**Prompt**
Return the complete listing that follows, with each line reproduced exactly.

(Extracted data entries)
::::
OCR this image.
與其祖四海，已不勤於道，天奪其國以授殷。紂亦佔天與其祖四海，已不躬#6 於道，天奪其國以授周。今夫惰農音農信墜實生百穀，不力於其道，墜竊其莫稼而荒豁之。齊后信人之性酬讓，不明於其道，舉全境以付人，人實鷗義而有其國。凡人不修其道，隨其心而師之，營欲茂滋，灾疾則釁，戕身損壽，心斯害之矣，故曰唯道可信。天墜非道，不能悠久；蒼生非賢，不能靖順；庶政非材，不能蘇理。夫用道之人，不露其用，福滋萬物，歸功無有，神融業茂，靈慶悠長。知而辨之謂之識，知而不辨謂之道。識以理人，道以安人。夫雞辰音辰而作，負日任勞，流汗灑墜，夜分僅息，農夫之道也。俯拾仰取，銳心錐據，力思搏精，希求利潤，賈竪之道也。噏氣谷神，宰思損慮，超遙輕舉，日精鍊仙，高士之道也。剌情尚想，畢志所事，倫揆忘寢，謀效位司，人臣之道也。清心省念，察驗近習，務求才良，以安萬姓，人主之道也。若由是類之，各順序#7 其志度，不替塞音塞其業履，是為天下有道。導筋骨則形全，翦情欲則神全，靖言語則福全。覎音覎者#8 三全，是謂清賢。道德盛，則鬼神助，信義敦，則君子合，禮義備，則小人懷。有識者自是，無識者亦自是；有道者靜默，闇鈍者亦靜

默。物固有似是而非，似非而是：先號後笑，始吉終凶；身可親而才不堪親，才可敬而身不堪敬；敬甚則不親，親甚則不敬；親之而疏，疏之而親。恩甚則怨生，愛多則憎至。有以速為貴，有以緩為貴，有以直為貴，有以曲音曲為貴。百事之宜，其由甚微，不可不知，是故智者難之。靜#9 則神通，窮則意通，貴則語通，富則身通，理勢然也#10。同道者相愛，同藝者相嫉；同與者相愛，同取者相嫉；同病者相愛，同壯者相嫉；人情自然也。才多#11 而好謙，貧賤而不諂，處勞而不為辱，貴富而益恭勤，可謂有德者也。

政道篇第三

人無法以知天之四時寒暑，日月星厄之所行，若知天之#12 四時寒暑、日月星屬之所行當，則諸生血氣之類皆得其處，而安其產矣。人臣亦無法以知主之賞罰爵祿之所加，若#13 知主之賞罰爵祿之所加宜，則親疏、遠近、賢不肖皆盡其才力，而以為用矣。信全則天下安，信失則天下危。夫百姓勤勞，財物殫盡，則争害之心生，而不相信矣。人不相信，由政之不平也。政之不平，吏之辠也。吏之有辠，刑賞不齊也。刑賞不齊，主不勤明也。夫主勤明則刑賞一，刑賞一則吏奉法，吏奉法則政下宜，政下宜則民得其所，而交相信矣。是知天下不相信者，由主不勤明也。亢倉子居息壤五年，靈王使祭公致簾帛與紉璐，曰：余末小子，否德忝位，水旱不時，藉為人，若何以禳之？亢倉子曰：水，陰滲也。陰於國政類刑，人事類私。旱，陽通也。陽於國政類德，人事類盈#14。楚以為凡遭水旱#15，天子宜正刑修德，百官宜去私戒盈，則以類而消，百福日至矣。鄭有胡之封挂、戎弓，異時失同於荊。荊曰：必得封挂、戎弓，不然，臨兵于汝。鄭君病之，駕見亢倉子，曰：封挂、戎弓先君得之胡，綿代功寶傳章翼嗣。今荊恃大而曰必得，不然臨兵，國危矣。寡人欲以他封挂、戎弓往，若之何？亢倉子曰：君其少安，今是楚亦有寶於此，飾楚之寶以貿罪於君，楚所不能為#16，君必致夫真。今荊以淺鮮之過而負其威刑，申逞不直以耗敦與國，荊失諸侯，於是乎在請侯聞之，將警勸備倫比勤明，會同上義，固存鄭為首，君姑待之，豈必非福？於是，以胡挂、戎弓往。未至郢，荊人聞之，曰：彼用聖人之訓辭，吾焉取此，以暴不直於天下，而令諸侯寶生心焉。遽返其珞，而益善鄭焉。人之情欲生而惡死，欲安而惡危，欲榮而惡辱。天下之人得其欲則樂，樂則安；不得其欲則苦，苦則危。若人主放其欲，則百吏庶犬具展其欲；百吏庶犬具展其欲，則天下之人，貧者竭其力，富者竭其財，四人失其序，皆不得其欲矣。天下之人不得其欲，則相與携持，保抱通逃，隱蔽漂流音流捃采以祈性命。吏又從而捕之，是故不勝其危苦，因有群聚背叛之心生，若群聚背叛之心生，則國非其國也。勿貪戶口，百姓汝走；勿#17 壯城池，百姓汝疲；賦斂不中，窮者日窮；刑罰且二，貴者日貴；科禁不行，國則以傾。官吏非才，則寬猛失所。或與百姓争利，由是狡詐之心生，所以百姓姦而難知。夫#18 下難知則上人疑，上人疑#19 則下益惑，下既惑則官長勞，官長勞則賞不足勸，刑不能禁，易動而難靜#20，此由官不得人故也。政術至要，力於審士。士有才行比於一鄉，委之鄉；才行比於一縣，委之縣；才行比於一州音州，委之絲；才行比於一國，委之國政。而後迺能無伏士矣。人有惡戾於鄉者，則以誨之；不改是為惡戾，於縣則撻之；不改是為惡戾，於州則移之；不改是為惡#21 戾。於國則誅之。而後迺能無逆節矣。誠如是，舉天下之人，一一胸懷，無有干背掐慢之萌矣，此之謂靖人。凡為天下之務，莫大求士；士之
::::
**Solution**
OCR this image.
與其祖四海，已不勤於道，天奪其國以授殷。紂亦佔天與其祖四海，已不躬#6 於道，天奪其國以授周。今夫惰農音農信墜實生百穀，不力於其道，墜竊其莫稼而荒豁之。齊后信人之性酬讓，不明於其道，舉全境以付人，人實鷗義而有其國。凡人不修其道，隨其心而師之，營欲茂滋，灾疾則釁，戕身損壽，心斯害之矣，故曰唯道可信。天墜非道，不能悠久；蒼生非賢，不能靖順；庶政非材，不能蘇理。夫用道之人，不露其用，福滋萬物，歸功無有，神融業茂，靈慶悠長。知而辨之謂之識，知而不辨謂之道。識以理人，道以安人。夫雞辰音辰而作，負日任勞，流汗灑墜，夜分僅息，農夫之道也。俯拾仰取，銳心錐據，力思搏精，希求利潤，賈竪之道也。噏氣谷神，宰思損慮，超遙輕舉，日精鍊仙，高士之道也。剌情尚想，畢志所事，倫揆忘寢，謀效位司，人臣之道也。清心省念，察驗近習，務求才良，以安萬姓，人主之道也。若由是類之，各順序#7 其志度，不替塞音塞其業履，是為天下有道。導筋骨則形全，翦情欲則神全，靖言語則福全。覎音覎者#8 三全，是謂清賢。道德盛，則鬼神助，信義敦，則君子合，禮義備，則小人懷。有識者自是，無識者亦自是；有道者靜默，闇鈍者亦靜

默。物固有似是而非，似非而是：先號後笑，始吉終凶；身可親而才不堪親，才可敬而身不堪敬；敬甚則不親，親甚則不敬；親之而疏，疏之而親。恩甚則怨生，愛多則憎至。有以速為貴，有以緩為貴，有以直為貴，有以曲音曲為貴。百事之宜，其由甚微，不可不知，是故智者難之。靜#9 則神通，窮則意通，貴則語通，富則身通，理勢然也#10。同道者相愛，同藝者相嫉；同與者相愛，同取者相嫉；同病者相愛，同壯者相嫉；人情自然也。才多#11 而好謙，貧賤而不諂，處勞而不為辱，貴富而益恭勤，可謂有德者也。

政道篇第三

人無法以知天之四時寒暑，日月星厄之所行，若知天之#12 四時寒暑、日月星屬之所行當，則諸生血氣之類皆得其處，而安其產矣。人臣亦無法以知主之賞罰爵祿之所加，若#13 知主之賞罰爵祿之所加宜，則親疏、遠近、賢不肖皆盡其才力，而以為用矣。信全則天下安，信失則天下危。夫百姓勤勞，財物殫盡，則争害之心生，而不相信矣。人不相信，由政之不平也。政之不平，吏之辠也。吏之有辠，刑賞不齊也。刑賞不齊，主不勤明也。夫主勤明則刑賞一，刑賞一則吏奉法，吏奉法則政下宜，政下宜則民得其所，而交相信矣。是知天下不相信者，由主不勤明也。亢倉子居息壤五年，靈王使祭公致簾帛與紉璐，曰：余末小子，否德忝位，水旱不時，藉為人，若何以禳之？亢倉子曰：水，陰滲也。陰於國政類刑，人事類私。旱，陽通也。陽於國政類德，人事類盈#14。楚以為凡遭水旱#15，天子宜正刑修德，百官宜去私戒盈，則以類而消，百福日至矣。鄭有胡之封挂、戎弓，異時失同於荊。荊曰：必得封挂、戎弓，不然，臨兵于汝。鄭君病之，駕見亢倉子，曰：封挂、戎弓先君得之胡，綿代功寶傳章翼嗣。今荊恃大而曰必得，不然臨兵，國危矣。寡人欲以他封挂、戎弓往，若之何？亢倉子曰：君其少安，今是楚亦有寶於此，飾楚之寶以貿罪於君，楚所不能為#16，君必致夫真。今荊以淺鮮之過而負其威刑，申逞不直以耗敦與國，荊失諸侯，於是乎在請侯聞之，將警勸備倫比勤明，會同上義，固存鄭為首，君姑待之，豈必非福？於是，以胡挂、戎弓往。未至郢，荊人聞之，曰：彼用聖人之訓辭，吾焉取此，以暴不直於天下，而令諸侯寶生心焉。遽返其珞，而益善鄭焉。人之情欲生而惡死，欲安而惡危，欲榮而惡辱。天下之人得其欲則樂，樂則安；不得其欲則苦，苦則危。若人主放其欲，則百吏庶犬具展其欲；百吏庶犬具展其欲，則天下之人，貧者竭其力，富者竭其財，四人失其序，皆不得其欲矣。天下之人不得其欲，則相與携持，保抱通逃，隱蔽漂流音流捃采以祈性命。吏又從而捕之，是故不勝其危苦，因有群聚背叛之心生，若群聚背叛之心生，則國非其國也。勿貪戶口，百姓汝走；勿#17 壯城池，百姓汝疲；賦斂不中，窮者日窮；刑罰且二，貴者日貴；科禁不行，國則以傾。官吏非才，則寬猛失所。或與百姓争利，由是狡詐之心生，所以百姓姦而難知。夫#18 下難知則上人疑，上人疑#19 則下益惑，下既惑則官長勞，官長勞則賞不足勸，刑不能禁，易動而難靜#20，此由官不得人故也。政術至要，力於審士。士有才行比於一鄉，委之鄉；才行比於一縣，委之縣；才行比於一州音州，委之絲；才行比於一國，委之國政。而後迺能無伏士矣。人有惡戾於鄉者，則以誨之；不改是為惡戾，於縣則撻之；不改是為惡戾，於州則移之；不改是為惡#21 戾。於國則誅之。而後迺能無逆節矣。誠如是，舉天下之人，一一胸懷，無有干背掐慢之萌矣，此之謂靖人。凡為天下之務，莫大求士；士之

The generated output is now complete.